◆ Task objective ◆
Please give the data below again in full, exactly as it stands.

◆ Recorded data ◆

━━━━━━━━━━━━━━━━━━━━━━━━━━━━━━

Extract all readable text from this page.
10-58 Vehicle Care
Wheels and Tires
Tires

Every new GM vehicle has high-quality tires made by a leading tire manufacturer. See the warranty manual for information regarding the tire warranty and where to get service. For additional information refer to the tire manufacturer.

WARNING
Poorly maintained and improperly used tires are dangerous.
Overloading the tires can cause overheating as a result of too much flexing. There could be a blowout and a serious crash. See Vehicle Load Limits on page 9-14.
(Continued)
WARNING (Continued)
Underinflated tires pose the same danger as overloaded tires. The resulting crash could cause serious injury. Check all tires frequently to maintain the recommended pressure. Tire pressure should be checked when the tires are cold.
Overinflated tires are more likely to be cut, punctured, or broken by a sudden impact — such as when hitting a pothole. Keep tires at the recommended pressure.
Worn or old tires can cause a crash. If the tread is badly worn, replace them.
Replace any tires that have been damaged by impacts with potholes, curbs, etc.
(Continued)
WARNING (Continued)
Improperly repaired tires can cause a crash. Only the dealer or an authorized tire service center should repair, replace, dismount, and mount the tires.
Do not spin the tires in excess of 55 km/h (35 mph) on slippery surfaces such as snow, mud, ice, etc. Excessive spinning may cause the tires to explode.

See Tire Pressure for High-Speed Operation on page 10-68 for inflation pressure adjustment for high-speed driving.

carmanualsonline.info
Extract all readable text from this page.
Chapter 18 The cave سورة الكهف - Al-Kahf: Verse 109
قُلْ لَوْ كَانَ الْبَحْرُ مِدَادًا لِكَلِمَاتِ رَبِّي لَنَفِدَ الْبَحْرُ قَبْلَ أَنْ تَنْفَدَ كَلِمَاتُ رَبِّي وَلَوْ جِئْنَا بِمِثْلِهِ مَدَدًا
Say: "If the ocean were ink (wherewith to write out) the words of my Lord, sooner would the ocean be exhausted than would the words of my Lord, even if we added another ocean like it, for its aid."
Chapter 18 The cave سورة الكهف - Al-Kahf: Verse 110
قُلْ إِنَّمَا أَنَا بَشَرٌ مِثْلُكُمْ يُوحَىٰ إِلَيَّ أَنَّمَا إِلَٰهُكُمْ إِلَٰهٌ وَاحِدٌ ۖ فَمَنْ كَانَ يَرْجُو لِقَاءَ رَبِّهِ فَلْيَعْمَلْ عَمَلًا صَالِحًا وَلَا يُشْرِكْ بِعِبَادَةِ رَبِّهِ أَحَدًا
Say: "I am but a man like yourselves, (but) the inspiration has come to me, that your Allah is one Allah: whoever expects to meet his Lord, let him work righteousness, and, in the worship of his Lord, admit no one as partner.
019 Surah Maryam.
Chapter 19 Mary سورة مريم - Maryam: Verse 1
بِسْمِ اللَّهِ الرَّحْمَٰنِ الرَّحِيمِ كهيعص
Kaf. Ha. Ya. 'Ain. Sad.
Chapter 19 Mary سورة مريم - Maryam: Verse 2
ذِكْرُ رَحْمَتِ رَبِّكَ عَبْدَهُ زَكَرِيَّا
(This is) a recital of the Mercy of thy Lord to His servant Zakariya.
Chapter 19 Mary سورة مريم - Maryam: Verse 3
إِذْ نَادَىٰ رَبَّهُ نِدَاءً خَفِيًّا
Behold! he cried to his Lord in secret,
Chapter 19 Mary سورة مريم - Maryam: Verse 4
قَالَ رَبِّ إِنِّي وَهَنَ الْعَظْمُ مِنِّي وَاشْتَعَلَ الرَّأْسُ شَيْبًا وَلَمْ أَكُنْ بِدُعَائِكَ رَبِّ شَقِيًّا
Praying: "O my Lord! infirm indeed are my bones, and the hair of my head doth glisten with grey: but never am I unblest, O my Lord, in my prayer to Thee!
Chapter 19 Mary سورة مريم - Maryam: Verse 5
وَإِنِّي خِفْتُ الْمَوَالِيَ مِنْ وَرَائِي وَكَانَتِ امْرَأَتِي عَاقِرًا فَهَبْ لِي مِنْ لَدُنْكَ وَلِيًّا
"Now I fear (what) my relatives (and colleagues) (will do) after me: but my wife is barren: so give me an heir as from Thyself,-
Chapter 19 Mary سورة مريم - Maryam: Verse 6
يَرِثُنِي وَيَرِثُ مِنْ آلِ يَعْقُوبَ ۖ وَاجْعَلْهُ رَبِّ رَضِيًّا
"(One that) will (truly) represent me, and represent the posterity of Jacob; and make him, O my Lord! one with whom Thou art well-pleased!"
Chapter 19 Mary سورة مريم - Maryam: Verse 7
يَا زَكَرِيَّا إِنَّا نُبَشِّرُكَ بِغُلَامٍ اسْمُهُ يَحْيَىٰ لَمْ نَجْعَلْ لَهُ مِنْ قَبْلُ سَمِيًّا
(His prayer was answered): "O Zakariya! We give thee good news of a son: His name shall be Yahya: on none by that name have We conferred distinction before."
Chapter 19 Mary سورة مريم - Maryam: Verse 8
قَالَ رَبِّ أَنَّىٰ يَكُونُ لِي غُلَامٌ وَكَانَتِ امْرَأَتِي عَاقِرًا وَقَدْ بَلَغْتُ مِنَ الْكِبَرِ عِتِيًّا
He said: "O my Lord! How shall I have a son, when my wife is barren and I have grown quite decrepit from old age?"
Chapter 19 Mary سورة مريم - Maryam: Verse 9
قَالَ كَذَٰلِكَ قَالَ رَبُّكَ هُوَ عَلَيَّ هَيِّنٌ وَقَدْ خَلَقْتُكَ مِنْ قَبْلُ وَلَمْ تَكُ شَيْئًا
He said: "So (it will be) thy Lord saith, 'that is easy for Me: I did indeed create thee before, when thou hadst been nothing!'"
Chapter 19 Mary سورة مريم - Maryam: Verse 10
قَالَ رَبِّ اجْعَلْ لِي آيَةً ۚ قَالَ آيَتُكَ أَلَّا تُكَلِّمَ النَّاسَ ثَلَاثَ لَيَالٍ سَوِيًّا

━━━━━━━━━━━━━━━━━━━━━━━━━━━━━━

◆ Written solution ◆
Extract all readable text from this page.
10-58 Vehicle Care
Wheels and Tires
Tires

Every new GM vehicle has high-quality tires made by a leading tire manufacturer. See the warranty manual for information regarding the tire warranty and where to get service. For additional information refer to the tire manufacturer.

WARNING
Poorly maintained and improperly used tires are dangerous.
Overloading the tires can cause overheating as a result of too much flexing. There could be a blowout and a serious crash. See Vehicle Load Limits on page 9-14.
(Continued)
WARNING (Continued)
Underinflated tires pose the same danger as overloaded tires. The resulting crash could cause serious injury. Check all tires frequently to maintain the recommended pressure. Tire pressure should be checked when the tires are cold.
Overinflated tires are more likely to be cut, punctured, or broken by a sudden impact — such as when hitting a pothole. Keep tires at the recommended pressure.
Worn or old tires can cause a crash. If the tread is badly worn, replace them.
Replace any tires that have been damaged by impacts with potholes, curbs, etc.
(Continued)
WARNING (Continued)
Improperly repaired tires can cause a crash. Only the dealer or an authorized tire service center should repair, replace, dismount, and mount the tires.
Do not spin the tires in excess of 55 km/h (35 mph) on slippery surfaces such as snow, mud, ice, etc. Excessive spinning may cause the tires to explode.

See Tire Pressure for High-Speed Operation on page 10-68 for inflation pressure adjustment for high-speed driving.

carmanualsonline.info
Extract all readable text from this page.
Chapter 18 The cave سورة الكهف - Al-Kahf: Verse 109
قُلْ لَوْ كَانَ الْبَحْرُ مِدَادًا لِكَلِمَاتِ رَبِّي لَنَفِدَ الْبَحْرُ قَبْلَ أَنْ تَنْفَدَ كَلِمَاتُ رَبِّي وَلَوْ جِئْنَا بِمِثْلِهِ مَدَدًا
Say: "If the ocean were ink (wherewith to write out) the words of my Lord, sooner would the ocean be exhausted than would the words of my Lord, even if we added another ocean like it, for its aid."
Chapter 18 The cave سورة الكهف - Al-Kahf: Verse 110
قُلْ إِنَّمَا أَنَا بَشَرٌ مِثْلُكُمْ يُوحَىٰ إِلَيَّ أَنَّمَا إِلَٰهُكُمْ إِلَٰهٌ وَاحِدٌ ۖ فَمَنْ كَانَ يَرْجُو لِقَاءَ رَبِّهِ فَلْيَعْمَلْ عَمَلًا صَالِحًا وَلَا يُشْرِكْ بِعِبَادَةِ رَبِّهِ أَحَدًا
Say: "I am but a man like yourselves, (but) the inspiration has come to me, that your Allah is one Allah: whoever expects to meet his Lord, let him work righteousness, and, in the worship of his Lord, admit no one as partner.
019 Surah Maryam.
Chapter 19 Mary سورة مريم - Maryam: Verse 1
بِسْمِ اللَّهِ الرَّحْمَٰنِ الرَّحِيمِ كهيعص
Kaf. Ha. Ya. 'Ain. Sad.
Chapter 19 Mary سورة مريم - Maryam: Verse 2
ذِكْرُ رَحْمَتِ رَبِّكَ عَبْدَهُ زَكَرِيَّا
(This is) a recital of the Mercy of thy Lord to His servant Zakariya.
Chapter 19 Mary سورة مريم - Maryam: Verse 3
إِذْ نَادَىٰ رَبَّهُ نِدَاءً خَفِيًّا
Behold! he cried to his Lord in secret,
Chapter 19 Mary سورة مريم - Maryam: Verse 4
قَالَ رَبِّ إِنِّي وَهَنَ الْعَظْمُ مِنِّي وَاشْتَعَلَ الرَّأْسُ شَيْبًا وَلَمْ أَكُنْ بِدُعَائِكَ رَبِّ شَقِيًّا
Praying: "O my Lord! infirm indeed are my bones, and the hair of my head doth glisten with grey: but never am I unblest, O my Lord, in my prayer to Thee!
Chapter 19 Mary سورة مريم - Maryam: Verse 5
وَإِنِّي خِفْتُ الْمَوَالِيَ مِنْ وَرَائِي وَكَانَتِ امْرَأَتِي عَاقِرًا فَهَبْ لِي مِنْ لَدُنْكَ وَلِيًّا
"Now I fear (what) my relatives (and colleagues) (will do) after me: but my wife is barren: so give me an heir as from Thyself,-
Chapter 19 Mary سورة مريم - Maryam: Verse 6
يَرِثُنِي وَيَرِثُ مِنْ آلِ يَعْقُوبَ ۖ وَاجْعَلْهُ رَبِّ رَضِيًّا
"(One that) will (truly) represent me, and represent the posterity of Jacob; and make him, O my Lord! one with whom Thou art well-pleased!"
Chapter 19 Mary سورة مريم - Maryam: Verse 7
يَا زَكَرِيَّا إِنَّا نُبَشِّرُكَ بِغُلَامٍ اسْمُهُ يَحْيَىٰ لَمْ نَجْعَلْ لَهُ مِنْ قَبْلُ سَمِيًّا
(His prayer was answered): "O Zakariya! We give thee good news of a son: His name shall be Yahya: on none by that name have We conferred distinction before."
Chapter 19 Mary سورة مريم - Maryam: Verse 8
قَالَ رَبِّ أَنَّىٰ يَكُونُ لِي غُلَامٌ وَكَانَتِ امْرَأَتِي عَاقِرًا وَقَدْ بَلَغْتُ مِنَ الْكِبَرِ عِتِيًّا
He said: "O my Lord! How shall I have a son, when my wife is barren and I have grown quite decrepit from old age?"
Chapter 19 Mary سورة مريم - Maryam: Verse 9
قَالَ كَذَٰلِكَ قَالَ رَبُّكَ هُوَ عَلَيَّ هَيِّنٌ وَقَدْ خَلَقْتُكَ مِنْ قَبْلُ وَلَمْ تَكُ شَيْئًا
He said: "So (it will be) thy Lord saith, 'that is easy for Me: I did indeed create thee before, when thou hadst been nothing!'"
Chapter 19 Mary سورة مريم - Maryam: Verse 10
قَالَ رَبِّ اجْعَلْ لِي آيَةً ۚ قَالَ آيَتُكَ أَلَّا تُكَلِّمَ النَّاسَ ثَلَاثَ لَيَالٍ سَوِيًّا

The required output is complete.